# [Written exercise]
Output the material word for word. Leave each picture out.

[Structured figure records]

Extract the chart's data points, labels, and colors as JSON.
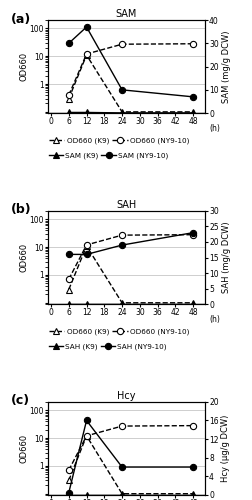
{
  "time": [
    6,
    12,
    24,
    48
  ],
  "panel_a": {
    "title": "SAM",
    "ylabel_right": "SAM (mg/g DCW)",
    "ylim_right": [
      0,
      40
    ],
    "yticks_right": [
      0,
      10,
      20,
      30,
      40
    ],
    "od660_K9": [
      0.3,
      11,
      0.1,
      0.1
    ],
    "od660_NY910": [
      0.4,
      12,
      27,
      28
    ],
    "met_K9": [
      0.3,
      0.3,
      0.1,
      0.1
    ],
    "met_NY910": [
      30,
      37,
      10,
      7
    ]
  },
  "panel_b": {
    "title": "SAH",
    "ylabel_right": "SAH (mg/g DCW)",
    "ylim_right": [
      0,
      30
    ],
    "yticks_right": [
      0,
      5,
      10,
      15,
      20,
      25,
      30
    ],
    "od660_K9": [
      0.3,
      11,
      0.1,
      0.1
    ],
    "od660_NY910": [
      0.7,
      12,
      27,
      28
    ],
    "met_K9": [
      0.1,
      0.1,
      0.1,
      0.1
    ],
    "met_NY910": [
      16,
      16,
      19,
      23
    ]
  },
  "panel_c": {
    "title": "Hcy",
    "ylabel_right": "Hcy (μg/g DCW)",
    "ylim_right": [
      0,
      20
    ],
    "yticks_right": [
      0,
      4,
      8,
      12,
      16,
      20
    ],
    "od660_K9": [
      0.3,
      12,
      0.1,
      0.1
    ],
    "od660_NY910": [
      0.7,
      12,
      27,
      28
    ],
    "met_K9": [
      0.1,
      0.1,
      0.1,
      0.1
    ],
    "met_NY910": [
      0.5,
      16,
      6,
      6
    ]
  },
  "xticks": [
    0,
    6,
    12,
    18,
    24,
    30,
    36,
    42,
    48
  ],
  "xlim": [
    -1,
    52
  ],
  "ylim_log": [
    0.09,
    200
  ],
  "yticks_log": [
    0.1,
    1,
    10,
    100
  ],
  "yticklabels_log": [
    "",
    "1",
    "10",
    "100"
  ],
  "marker_size": 4.5,
  "line_width": 1.0,
  "title_fontsize": 7,
  "label_fontsize": 6,
  "tick_fontsize": 5.5,
  "legend_fontsize": 5.2
}
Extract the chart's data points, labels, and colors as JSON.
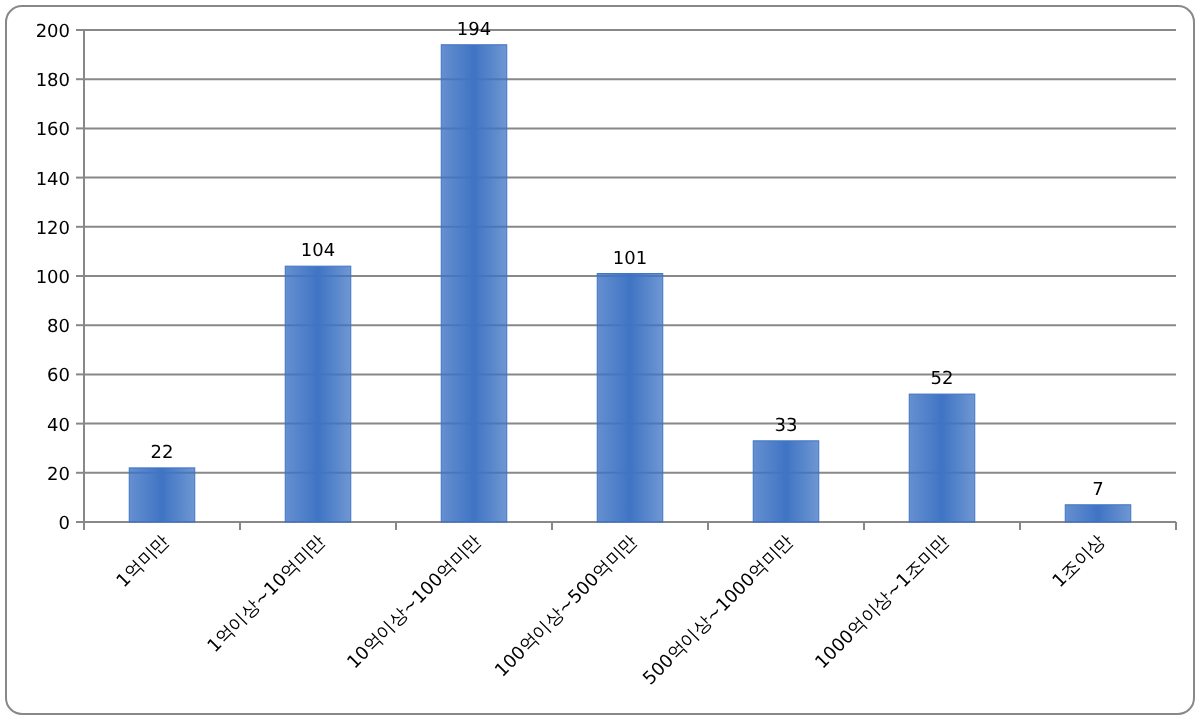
{
  "chart_data": {
    "type": "bar",
    "categories": [
      "1억미만",
      "1억이상~10억미만",
      "10억이상~100억미만",
      "100억이상~500억미만",
      "500억이상~1000억미만",
      "1000억이상~1조미만",
      "1조이상"
    ],
    "values": [
      22,
      104,
      194,
      101,
      33,
      52,
      7
    ],
    "color": "#3f74c4",
    "ylim": [
      0,
      200
    ],
    "yticks": [
      0,
      20,
      40,
      60,
      80,
      100,
      120,
      140,
      160,
      180,
      200
    ],
    "grid": "y",
    "data_labels": true
  }
}
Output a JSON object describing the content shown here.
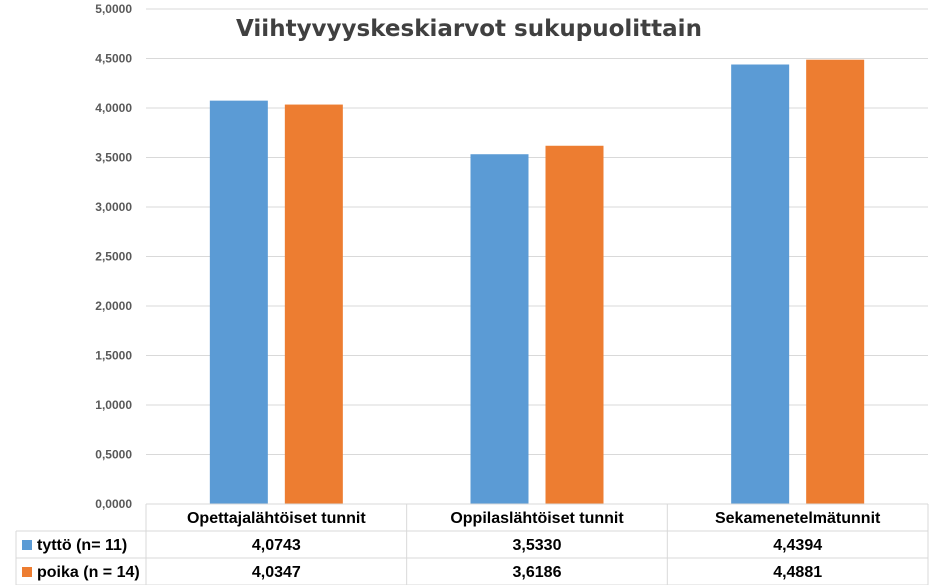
{
  "chart_data": {
    "type": "bar",
    "title": "Viihtyvyyskeskiarvot sukupuolittain",
    "categories": [
      "Opettajalähtöiset tunnit",
      "Oppilaslähtöiset tunnit",
      "Sekamenetelmätunnit"
    ],
    "series": [
      {
        "name": "tyttö (n= 11)",
        "color": "#5b9bd5",
        "values": [
          4.0743,
          3.533,
          4.4394
        ],
        "labels": [
          "4,0743",
          "3,5330",
          "4,4394"
        ]
      },
      {
        "name": "poika (n = 14)",
        "color": "#ed7d31",
        "values": [
          4.0347,
          3.6186,
          4.4881
        ],
        "labels": [
          "4,0347",
          "3,6186",
          "4,4881"
        ]
      }
    ],
    "ylim": [
      0,
      5
    ],
    "yticks": [
      0,
      0.5,
      1,
      1.5,
      2,
      2.5,
      3,
      3.5,
      4,
      4.5,
      5
    ],
    "ytick_labels": [
      "0,0000",
      "0,5000",
      "1,0000",
      "1,5000",
      "2,0000",
      "2,5000",
      "3,0000",
      "3,5000",
      "4,0000",
      "4,5000",
      "5,0000"
    ],
    "grid": true,
    "legend": "data-table",
    "xlabel": "",
    "ylabel": ""
  }
}
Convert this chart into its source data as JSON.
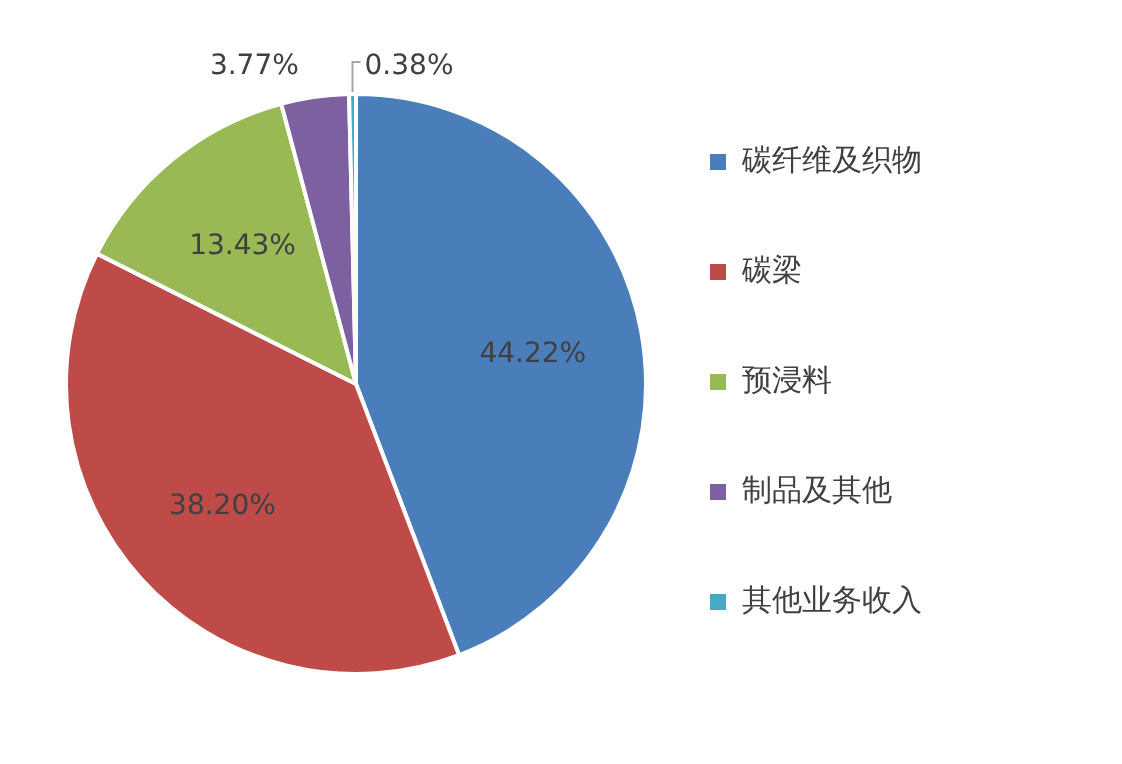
{
  "chart_data": {
    "type": "pie",
    "categories": [
      "碳纤维及织物",
      "碳梁",
      "预浸料",
      "制品及其他",
      "其他业务收入"
    ],
    "values": [
      44.22,
      38.2,
      13.43,
      3.77,
      0.38
    ],
    "value_labels": [
      "44.22%",
      "38.20%",
      "13.43%",
      "3.77%",
      "0.38%"
    ],
    "colors": [
      "#4a7ebb",
      "#be4b48",
      "#98b954",
      "#7d60a0",
      "#46aac5"
    ],
    "legend": "right"
  }
}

# [Written solution]
Extract the chart's data points, labels, and colors as JSON.
{
  "time": [
    6,
    12,
    24,
    48
  ],
  "panel_a": {
    "title": "SAM",
    "ylabel_right": "SAM (mg/g DCW)",
    "ylim_right": [
      0,
      40
    ],
    "yticks_right": [
      0,
      10,
      20,
      30,
      40
    ],
    "od660_K9": [
      0.3,
      11,
      0.1,
      0.1
    ],
    "od660_NY910": [
      0.4,
      12,
      27,
      28
    ],
    "met_K9": [
      0.3,
      0.3,
      0.1,
      0.1
    ],
    "met_NY910": [
      30,
      37,
      10,
      7
    ]
  },
  "panel_b": {
    "title": "SAH",
    "ylabel_right": "SAH (mg/g DCW)",
    "ylim_right": [
      0,
      30
    ],
    "yticks_right": [
      0,
      5,
      10,
      15,
      20,
      25,
      30
    ],
    "od660_K9": [
      0.3,
      11,
      0.1,
      0.1
    ],
    "od660_NY910": [
      0.7,
      12,
      27,
      28
    ],
    "met_K9": [
      0.1,
      0.1,
      0.1,
      0.1
    ],
    "met_NY910": [
      16,
      16,
      19,
      23
    ]
  },
  "panel_c": {
    "title": "Hcy",
    "ylabel_right": "Hcy (μg/g DCW)",
    "ylim_right": [
      0,
      20
    ],
    "yticks_right": [
      0,
      4,
      8,
      12,
      16,
      20
    ],
    "od660_K9": [
      0.3,
      12,
      0.1,
      0.1
    ],
    "od660_NY910": [
      0.7,
      12,
      27,
      28
    ],
    "met_K9": [
      0.1,
      0.1,
      0.1,
      0.1
    ],
    "met_NY910": [
      0.5,
      16,
      6,
      6
    ]
  },
  "xticks": [
    0,
    6,
    12,
    18,
    24,
    30,
    36,
    42,
    48
  ],
  "xlim": [
    -1,
    52
  ],
  "ylim_log": [
    0.09,
    200
  ],
  "yticks_log": [
    0.1,
    1,
    10,
    100
  ],
  "yticklabels_log": [
    "",
    "1",
    "10",
    "100"
  ],
  "marker_size": 4.5,
  "line_width": 1.0,
  "title_fontsize": 7,
  "label_fontsize": 6,
  "tick_fontsize": 5.5,
  "legend_fontsize": 5.2
}
Extract the chart's data points, labels, and colors as JSON.
{
  "chart_data": {
    "type": "bar",
    "categories": [
      "1억미만",
      "1억이상~10억미만",
      "10억이상~100억미만",
      "100억이상~500억미만",
      "500억이상~1000억미만",
      "1000억이상~1조미만",
      "1조이상"
    ],
    "values": [
      22,
      104,
      194,
      101,
      33,
      52,
      7
    ],
    "color": "#3f74c4",
    "ylim": [
      0,
      200
    ],
    "yticks": [
      0,
      20,
      40,
      60,
      80,
      100,
      120,
      140,
      160,
      180,
      200
    ],
    "grid": "y",
    "data_labels": true
  }
}
Output a JSON object describing the content shown here.
{
  "chart_data": {
    "type": "bar",
    "title": "Viihtyvyyskeskiarvot sukupuolittain",
    "categories": [
      "Opettajalähtöiset tunnit",
      "Oppilaslähtöiset tunnit",
      "Sekamenetelmätunnit"
    ],
    "series": [
      {
        "name": "tyttö (n= 11)",
        "color": "#5b9bd5",
        "values": [
          4.0743,
          3.533,
          4.4394
        ],
        "labels": [
          "4,0743",
          "3,5330",
          "4,4394"
        ]
      },
      {
        "name": "poika (n = 14)",
        "color": "#ed7d31",
        "values": [
          4.0347,
          3.6186,
          4.4881
        ],
        "labels": [
          "4,0347",
          "3,6186",
          "4,4881"
        ]
      }
    ],
    "ylim": [
      0,
      5
    ],
    "yticks": [
      0,
      0.5,
      1,
      1.5,
      2,
      2.5,
      3,
      3.5,
      4,
      4.5,
      5
    ],
    "ytick_labels": [
      "0,0000",
      "0,5000",
      "1,0000",
      "1,5000",
      "2,0000",
      "2,5000",
      "3,0000",
      "3,5000",
      "4,0000",
      "4,5000",
      "5,0000"
    ],
    "grid": true,
    "legend": "data-table",
    "xlabel": "",
    "ylabel": ""
  }
}
Convert this chart into its source data as JSON.
{
  "chart_data": {
    "type": "pie",
    "categories": [
      "碳纤维及织物",
      "碳梁",
      "预浸料",
      "制品及其他",
      "其他业务收入"
    ],
    "values": [
      44.22,
      38.2,
      13.43,
      3.77,
      0.38
    ],
    "value_labels": [
      "44.22%",
      "38.20%",
      "13.43%",
      "3.77%",
      "0.38%"
    ],
    "colors": [
      "#4a7ebb",
      "#be4b48",
      "#98b954",
      "#7d60a0",
      "#46aac5"
    ],
    "legend": "right"
  }
}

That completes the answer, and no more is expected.